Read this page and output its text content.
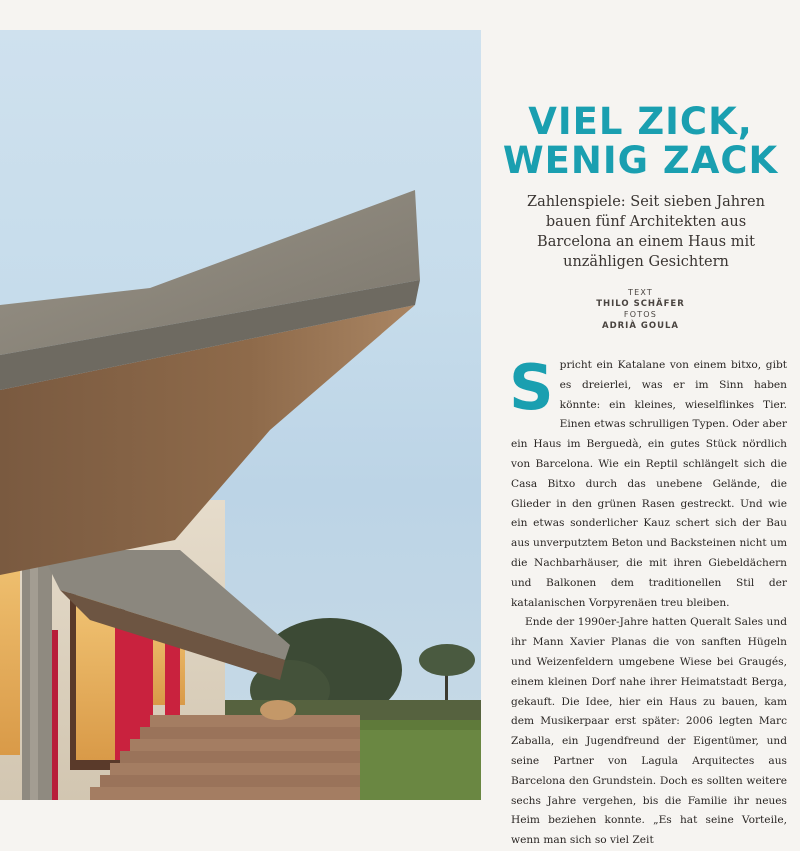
VIEL ZICK,
WENIG ZACK

Zahlenspiele: Seit sieben Jahren bauen fünf Architekten aus Barcelona an einem Haus mit unzähligen Gesichtern

TEXT
THILO SCHÄFER
FOTOS
ADRIÀ GOULA
S pricht ein Katalane von einem bitxo, gibt es dreierlei, was er im Sinn haben könnte: ein kleines, wieselflinkes Tier. Einen etwas schrulligen Typen. Oder aber ein Haus im Berguedà, ein gutes Stück nördlich von Barcelona. Wie ein Reptil schlängelt sich die Casa Bitxo durch das unebene Gelände, die Glieder in den grünen Rasen gestreckt. Und wie ein etwas sonderlicher Kauz schert sich der Bau aus unverputztem Beton und Backsteinen nicht um die Nachbarhäuser, die mit ihren Giebeldächern und Balkonen dem traditionellen Stil der katalanischen Vorpyrenäen treu bleiben.

Ende der 1990er-Jahre hatten Queralt Sales und ihr Mann Xavier Planas die von sanften Hügeln und Weizenfeldern umgebene Wiese bei Graugés, einem kleinen Dorf nahe ihrer Heimatstadt Berga, gekauft. Die Idee, hier ein Haus zu bauen, kam dem Musikerpaar erst später: 2006 legten Marc Zaballa, ein Jugendfreund der Eigentümer, und seine Partner von Lagula Arquitectes aus Barcelona den Grundstein. Doch es sollten weitere sechs Jahre vergehen, bis die Familie ihr neues Heim beziehen konnte. „Es hat seine Vorteile, wenn man sich so viel Zeit
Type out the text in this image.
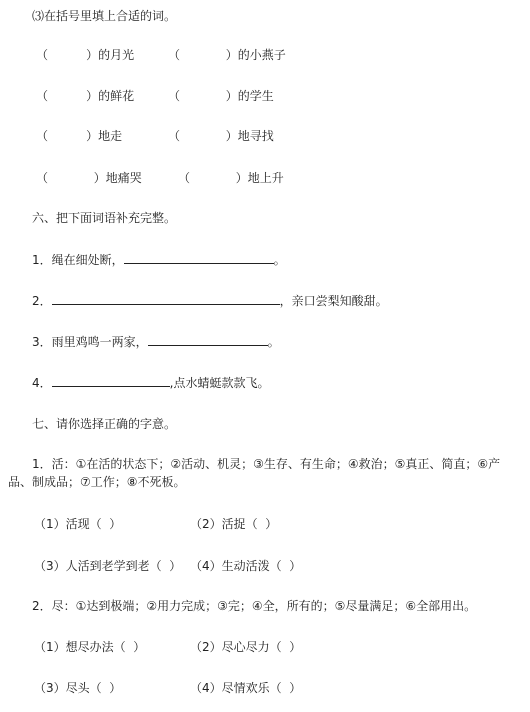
⑶在括号里填上合适的词。
（          ）的月光	（            ）的小燕子
（          ）的鲜花	（            ）的学生
（          ）地走	（            ）地寻找
（            ）地痛哭	（            ）地上升
六、把下面词语补充完整。
1．绳在细处断，	。
2．	，亲口尝梨知酸甜。
3．雨里鸡鸣一两家，	。
4．	,点水蜻蜓款款飞。
七、请你选择正确的字意。
1．活：①在活的状态下；②活动、机灵；③生存、有生命；④救治；⑤真正、简直；⑥产
品、制成品；⑦工作；⑧不死板。
（1）活现（  ）	（2）活捉（  ）
（3）人活到老学到老（  ） （4）生动活泼（  ）
2．尽：①达到极端；②用力完成；③完；④全，所有的；⑤尽量满足；⑥全部用出。
（1）想尽办法（  ）	（2）尽心尽力（  ）
（3）尽头（  ）	（4）尽情欢乐（  ）
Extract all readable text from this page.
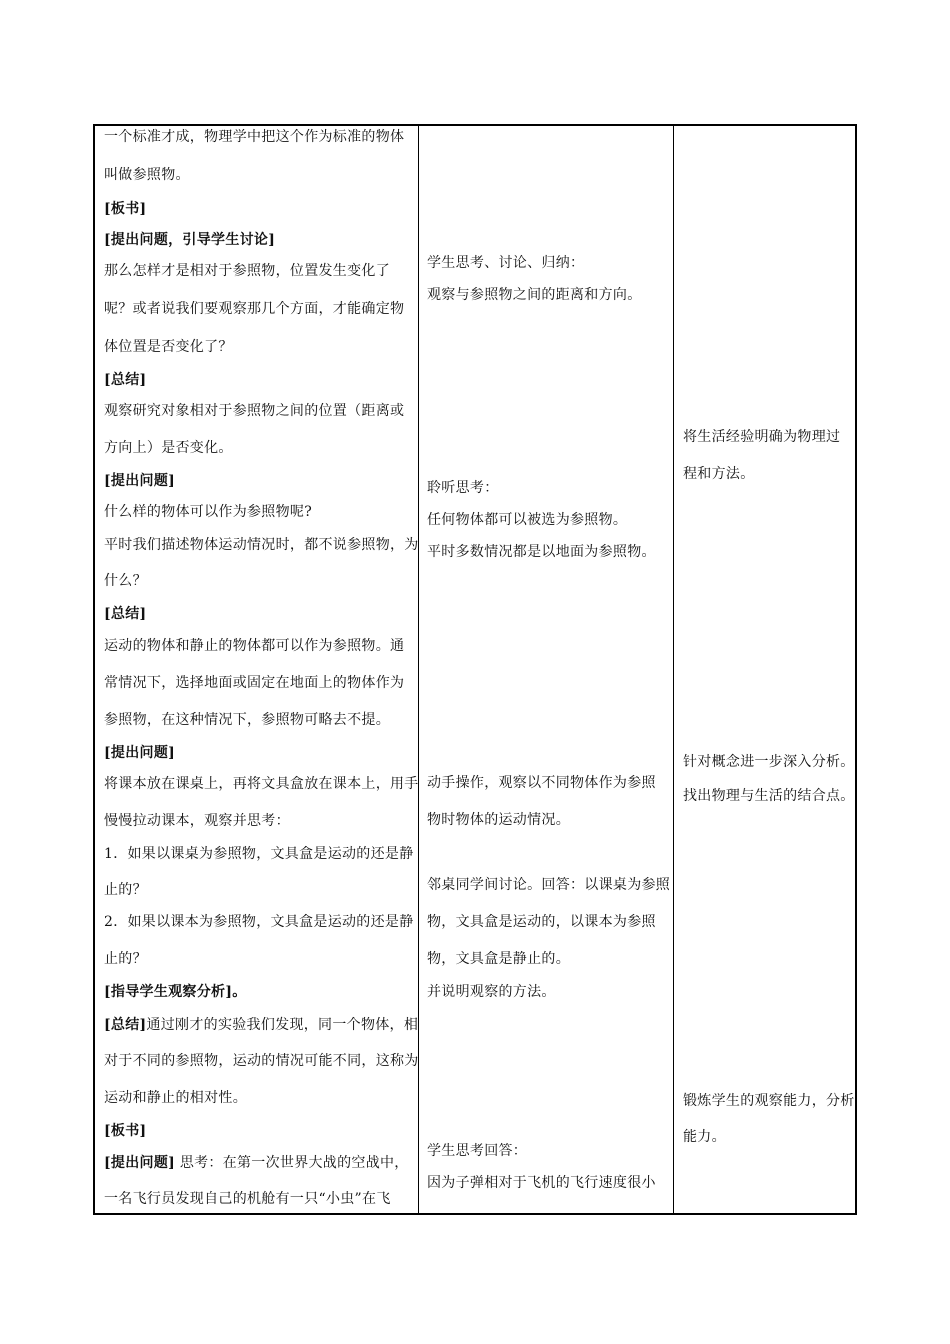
一个标准才成，物理学中把这个作为标准的物体
叫做参照物。
[板书]
[提出问题，引导学生讨论]
那么怎样才是相对于参照物，位置发生变化了
呢？或者说我们要观察那几个方面，才能确定物
体位置是否变化了？
[总结]
观察研究对象相对于参照物之间的位置（距离或
方向上）是否变化。
[提出问题]
什么样的物体可以作为参照物呢?
平时我们描述物体运动情况时，都不说参照物，为
什么？
[总结]
运动的物体和静止的物体都可以作为参照物。通
常情况下，选择地面或固定在地面上的物体作为
参照物，在这种情况下，参照物可略去不提。
[提出问题]
将课本放在课桌上，再将文具盒放在课本上，用手
慢慢拉动课本，观察并思考：
1．如果以课桌为参照物，文具盒是运动的还是静
止的？
2．如果以课本为参照物，文具盒是运动的还是静
止的？
[指导学生观察分析]。
[总结]通过刚才的实验我们发现，同一个物体，相
对于不同的参照物，运动的情况可能不同，这称为
运动和静止的相对性。
[板书]
[提出问题] 思考：在第一次世界大战的空战中，
一名飞行员发现自己的机舱有一只“小虫”在飞
学生思考、讨论、归纳：
观察与参照物之间的距离和方向。
聆听思考：
任何物体都可以被选为参照物。
平时多数情况都是以地面为参照物。
动手操作，观察以不同物体作为参照
物时物体的运动情况。
邻桌同学间讨论。回答：以课桌为参照
物，文具盒是运动的，以课本为参照
物，文具盒是静止的。
并说明观察的方法。
学生思考回答：
因为子弹相对于飞机的飞行速度很小
将生活经验明确为物理过
程和方法。
针对概念进一步深入分析。
找出物理与生活的结合点。
锻炼学生的观察能力，分析
能力。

REQUIREMENT: Your task is to reproduce all of the material exactly. The pictures stay out.

SOLVED PROBLEM:
Read this page and output its text content.
VIEL ZICK,
WENIG ZACK

Zahlenspiele: Seit sieben Jahren bauen fünf Architekten aus Barcelona an einem Haus mit unzähligen Gesichtern

TEXT
THILO SCHÄFER
FOTOS
ADRIÀ GOULA
S pricht ein Katalane von einem bitxo, gibt es dreierlei, was er im Sinn haben könnte: ein kleines, wieselflinkes Tier. Einen etwas schrulligen Typen. Oder aber ein Haus im Berguedà, ein gutes Stück nördlich von Barcelona. Wie ein Reptil schlängelt sich die Casa Bitxo durch das unebene Gelände, die Glieder in den grünen Rasen gestreckt. Und wie ein etwas sonderlicher Kauz schert sich der Bau aus unverputztem Beton und Backsteinen nicht um die Nachbarhäuser, die mit ihren Giebeldächern und Balkonen dem traditionellen Stil der katalanischen Vorpyrenäen treu bleiben.

Ende der 1990er-Jahre hatten Queralt Sales und ihr Mann Xavier Planas die von sanften Hügeln und Weizenfeldern umgebene Wiese bei Graugés, einem kleinen Dorf nahe ihrer Heimatstadt Berga, gekauft. Die Idee, hier ein Haus zu bauen, kam dem Musikerpaar erst später: 2006 legten Marc Zaballa, ein Jugendfreund der Eigentümer, und seine Partner von Lagula Arquitectes aus Barcelona den Grundstein. Doch es sollten weitere sechs Jahre vergehen, bis die Familie ihr neues Heim beziehen konnte. „Es hat seine Vorteile, wenn man sich so viel Zeit
Type out the text in this image.
⑶在括号里填上合适的词。
（          ）的月光	（            ）的小燕子
（          ）的鲜花	（            ）的学生
（          ）地走	（            ）地寻找
（            ）地痛哭	（            ）地上升
六、把下面词语补充完整。
1．绳在细处断，	。
2．	，亲口尝梨知酸甜。
3．雨里鸡鸣一两家，	。
4．	,点水蜻蜓款款飞。
七、请你选择正确的字意。
1．活：①在活的状态下；②活动、机灵；③生存、有生命；④救治；⑤真正、简直；⑥产
品、制成品；⑦工作；⑧不死板。
（1）活现（  ）	（2）活捉（  ）
（3）人活到老学到老（  ） （4）生动活泼（  ）
2．尽：①达到极端；②用力完成；③完；④全，所有的；⑤尽量满足；⑥全部用出。
（1）想尽办法（  ）	（2）尽心尽力（  ）
（3）尽头（  ）	（4）尽情欢乐（  ）
Extract all readable text from this page.
一个标准才成，物理学中把这个作为标准的物体
叫做参照物。
[板书]
[提出问题，引导学生讨论]
那么怎样才是相对于参照物，位置发生变化了
呢？或者说我们要观察那几个方面，才能确定物
体位置是否变化了？
[总结]
观察研究对象相对于参照物之间的位置（距离或
方向上）是否变化。
[提出问题]
什么样的物体可以作为参照物呢?
平时我们描述物体运动情况时，都不说参照物，为
什么？
[总结]
运动的物体和静止的物体都可以作为参照物。通
常情况下，选择地面或固定在地面上的物体作为
参照物，在这种情况下，参照物可略去不提。
[提出问题]
将课本放在课桌上，再将文具盒放在课本上，用手
慢慢拉动课本，观察并思考：
1．如果以课桌为参照物，文具盒是运动的还是静
止的？
2．如果以课本为参照物，文具盒是运动的还是静
止的？
[指导学生观察分析]。
[总结]通过刚才的实验我们发现，同一个物体，相
对于不同的参照物，运动的情况可能不同，这称为
运动和静止的相对性。
[板书]
[提出问题] 思考：在第一次世界大战的空战中，
一名飞行员发现自己的机舱有一只“小虫”在飞
学生思考、讨论、归纳：
观察与参照物之间的距离和方向。
聆听思考：
任何物体都可以被选为参照物。
平时多数情况都是以地面为参照物。
动手操作，观察以不同物体作为参照
物时物体的运动情况。
邻桌同学间讨论。回答：以课桌为参照
物，文具盒是运动的，以课本为参照
物，文具盒是静止的。
并说明观察的方法。
学生思考回答：
因为子弹相对于飞机的飞行速度很小
将生活经验明确为物理过
程和方法。
针对概念进一步深入分析。
找出物理与生活的结合点。
锻炼学生的观察能力，分析
能力。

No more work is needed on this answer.